— DIRECTION —
Here are some records. Copy each one exactly.
— begin PROVIDED ENTRIES —
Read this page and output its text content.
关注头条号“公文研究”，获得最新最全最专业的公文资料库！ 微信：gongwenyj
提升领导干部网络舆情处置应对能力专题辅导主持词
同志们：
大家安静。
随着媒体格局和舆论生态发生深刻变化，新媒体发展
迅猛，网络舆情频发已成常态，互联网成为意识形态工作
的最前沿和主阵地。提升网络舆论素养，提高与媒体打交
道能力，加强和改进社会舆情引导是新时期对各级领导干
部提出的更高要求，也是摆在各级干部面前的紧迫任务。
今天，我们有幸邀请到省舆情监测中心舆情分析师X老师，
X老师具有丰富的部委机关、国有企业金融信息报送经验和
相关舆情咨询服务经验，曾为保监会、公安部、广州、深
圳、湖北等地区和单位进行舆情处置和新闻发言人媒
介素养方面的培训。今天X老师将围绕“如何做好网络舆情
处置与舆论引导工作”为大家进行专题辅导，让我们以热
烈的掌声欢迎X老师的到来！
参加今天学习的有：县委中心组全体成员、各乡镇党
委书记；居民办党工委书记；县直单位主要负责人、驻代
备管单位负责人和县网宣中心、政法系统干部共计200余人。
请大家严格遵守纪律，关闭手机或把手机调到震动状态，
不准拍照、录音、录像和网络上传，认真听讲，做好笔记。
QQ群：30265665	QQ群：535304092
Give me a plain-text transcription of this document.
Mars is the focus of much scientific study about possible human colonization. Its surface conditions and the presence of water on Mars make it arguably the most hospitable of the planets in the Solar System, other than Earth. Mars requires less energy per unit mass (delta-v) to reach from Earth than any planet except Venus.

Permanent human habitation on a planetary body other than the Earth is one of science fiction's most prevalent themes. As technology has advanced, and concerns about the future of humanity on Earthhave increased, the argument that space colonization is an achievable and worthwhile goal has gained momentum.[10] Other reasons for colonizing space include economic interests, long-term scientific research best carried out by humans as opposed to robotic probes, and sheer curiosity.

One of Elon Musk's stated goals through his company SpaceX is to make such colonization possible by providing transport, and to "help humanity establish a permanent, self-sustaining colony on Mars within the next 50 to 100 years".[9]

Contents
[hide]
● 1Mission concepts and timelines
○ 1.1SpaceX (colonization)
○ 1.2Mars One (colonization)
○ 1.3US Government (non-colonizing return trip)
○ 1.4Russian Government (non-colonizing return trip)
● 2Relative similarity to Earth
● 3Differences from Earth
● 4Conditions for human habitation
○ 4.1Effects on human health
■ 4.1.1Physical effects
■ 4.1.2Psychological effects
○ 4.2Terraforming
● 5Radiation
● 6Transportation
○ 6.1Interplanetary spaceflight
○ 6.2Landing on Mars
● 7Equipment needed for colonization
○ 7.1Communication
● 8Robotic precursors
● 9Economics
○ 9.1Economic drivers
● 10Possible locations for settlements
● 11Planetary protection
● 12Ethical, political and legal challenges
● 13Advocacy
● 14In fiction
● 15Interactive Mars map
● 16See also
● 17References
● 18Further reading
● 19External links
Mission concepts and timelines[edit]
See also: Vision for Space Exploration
— end PROVIDED ENTRIES —
— SOLUTION TO THIS PROBLEM —
Read this page and output its text content.
关注头条号“公文研究”，获得最新最全最专业的公文资料库！ 微信：gongwenyj
提升领导干部网络舆情处置应对能力专题辅导主持词
同志们：
大家安静。
随着媒体格局和舆论生态发生深刻变化，新媒体发展
迅猛，网络舆情频发已成常态，互联网成为意识形态工作
的最前沿和主阵地。提升网络舆论素养，提高与媒体打交
道能力，加强和改进社会舆情引导是新时期对各级领导干
部提出的更高要求，也是摆在各级干部面前的紧迫任务。
今天，我们有幸邀请到省舆情监测中心舆情分析师X老师，
X老师具有丰富的部委机关、国有企业金融信息报送经验和
相关舆情咨询服务经验，曾为保监会、公安部、广州、深
圳、湖北等地区和单位进行舆情处置和新闻发言人媒
介素养方面的培训。今天X老师将围绕“如何做好网络舆情
处置与舆论引导工作”为大家进行专题辅导，让我们以热
烈的掌声欢迎X老师的到来！
参加今天学习的有：县委中心组全体成员、各乡镇党
委书记；居民办党工委书记；县直单位主要负责人、驻代
备管单位负责人和县网宣中心、政法系统干部共计200余人。
请大家严格遵守纪律，关闭手机或把手机调到震动状态，
不准拍照、录音、录像和网络上传，认真听讲，做好笔记。
QQ群：30265665	QQ群：535304092
Give me a plain-text transcription of this document.
Mars is the focus of much scientific study about possible human colonization. Its surface conditions and the presence of water on Mars make it arguably the most hospitable of the planets in the Solar System, other than Earth. Mars requires less energy per unit mass (delta-v) to reach from Earth than any planet except Venus.

Permanent human habitation on a planetary body other than the Earth is one of science fiction's most prevalent themes. As technology has advanced, and concerns about the future of humanity on Earthhave increased, the argument that space colonization is an achievable and worthwhile goal has gained momentum.[10] Other reasons for colonizing space include economic interests, long-term scientific research best carried out by humans as opposed to robotic probes, and sheer curiosity.

One of Elon Musk's stated goals through his company SpaceX is to make such colonization possible by providing transport, and to "help humanity establish a permanent, self-sustaining colony on Mars within the next 50 to 100 years".[9]

Contents
[hide]
● 1Mission concepts and timelines
○ 1.1SpaceX (colonization)
○ 1.2Mars One (colonization)
○ 1.3US Government (non-colonizing return trip)
○ 1.4Russian Government (non-colonizing return trip)
● 2Relative similarity to Earth
● 3Differences from Earth
● 4Conditions for human habitation
○ 4.1Effects on human health
■ 4.1.1Physical effects
■ 4.1.2Psychological effects
○ 4.2Terraforming
● 5Radiation
● 6Transportation
○ 6.1Interplanetary spaceflight
○ 6.2Landing on Mars
● 7Equipment needed for colonization
○ 7.1Communication
● 8Robotic precursors
● 9Economics
○ 9.1Economic drivers
● 10Possible locations for settlements
● 11Planetary protection
● 12Ethical, political and legal challenges
● 13Advocacy
● 14In fiction
● 15Interactive Mars map
● 16See also
● 17References
● 18Further reading
● 19External links
Mission concepts and timelines[edit]
See also: Vision for Space Exploration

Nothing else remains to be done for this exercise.